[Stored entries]

******

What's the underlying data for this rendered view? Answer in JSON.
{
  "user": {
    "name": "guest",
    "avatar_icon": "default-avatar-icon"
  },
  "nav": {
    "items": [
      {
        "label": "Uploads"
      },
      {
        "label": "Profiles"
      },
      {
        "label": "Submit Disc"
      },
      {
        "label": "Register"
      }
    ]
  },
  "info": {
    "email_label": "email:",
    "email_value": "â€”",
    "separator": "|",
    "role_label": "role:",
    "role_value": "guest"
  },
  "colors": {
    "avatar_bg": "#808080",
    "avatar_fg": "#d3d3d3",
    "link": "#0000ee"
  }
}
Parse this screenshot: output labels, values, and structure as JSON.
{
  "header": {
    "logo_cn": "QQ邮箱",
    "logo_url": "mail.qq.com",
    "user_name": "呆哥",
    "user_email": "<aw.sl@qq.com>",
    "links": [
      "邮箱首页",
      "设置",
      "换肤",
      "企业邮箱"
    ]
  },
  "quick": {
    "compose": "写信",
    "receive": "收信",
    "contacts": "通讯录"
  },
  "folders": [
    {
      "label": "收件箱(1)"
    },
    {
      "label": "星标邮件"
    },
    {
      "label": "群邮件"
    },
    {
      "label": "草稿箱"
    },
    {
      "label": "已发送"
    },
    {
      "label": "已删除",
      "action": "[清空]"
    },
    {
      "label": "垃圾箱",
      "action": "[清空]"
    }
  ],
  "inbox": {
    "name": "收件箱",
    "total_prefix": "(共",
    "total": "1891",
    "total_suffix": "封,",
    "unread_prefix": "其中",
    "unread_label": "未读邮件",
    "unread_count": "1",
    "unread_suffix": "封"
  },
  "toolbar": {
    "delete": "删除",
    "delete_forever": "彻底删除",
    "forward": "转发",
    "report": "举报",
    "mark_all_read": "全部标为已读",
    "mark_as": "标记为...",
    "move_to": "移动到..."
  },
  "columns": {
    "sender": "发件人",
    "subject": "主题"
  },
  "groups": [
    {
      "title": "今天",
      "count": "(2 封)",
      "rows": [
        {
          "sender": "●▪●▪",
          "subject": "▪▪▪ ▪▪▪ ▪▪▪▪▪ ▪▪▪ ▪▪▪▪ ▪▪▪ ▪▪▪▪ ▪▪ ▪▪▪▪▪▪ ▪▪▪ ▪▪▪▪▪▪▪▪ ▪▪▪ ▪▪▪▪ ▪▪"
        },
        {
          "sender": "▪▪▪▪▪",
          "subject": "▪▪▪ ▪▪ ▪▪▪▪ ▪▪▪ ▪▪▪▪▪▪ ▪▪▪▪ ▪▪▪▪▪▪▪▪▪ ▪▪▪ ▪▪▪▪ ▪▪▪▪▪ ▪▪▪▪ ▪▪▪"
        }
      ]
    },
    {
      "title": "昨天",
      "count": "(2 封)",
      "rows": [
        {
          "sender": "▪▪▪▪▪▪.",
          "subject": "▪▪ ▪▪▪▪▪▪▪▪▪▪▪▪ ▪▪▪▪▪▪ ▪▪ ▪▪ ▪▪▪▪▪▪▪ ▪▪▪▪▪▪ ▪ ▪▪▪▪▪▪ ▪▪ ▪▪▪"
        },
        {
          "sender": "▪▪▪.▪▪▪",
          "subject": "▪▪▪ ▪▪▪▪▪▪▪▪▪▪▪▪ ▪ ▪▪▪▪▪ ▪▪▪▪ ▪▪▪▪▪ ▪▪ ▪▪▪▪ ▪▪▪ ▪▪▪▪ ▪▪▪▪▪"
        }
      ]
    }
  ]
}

******

## TASK INSTRUCTIONS
Search the records for the word "sender" and copy every line where it occurs.

## CORRECT RESPONSE
    "sender": "发件人",
          "sender": "●▪●▪",
          "sender": "▪▪▪▪▪",
          "sender": "▪▪▪▪▪▪.",
          "sender": "▪▪▪.▪▪▪",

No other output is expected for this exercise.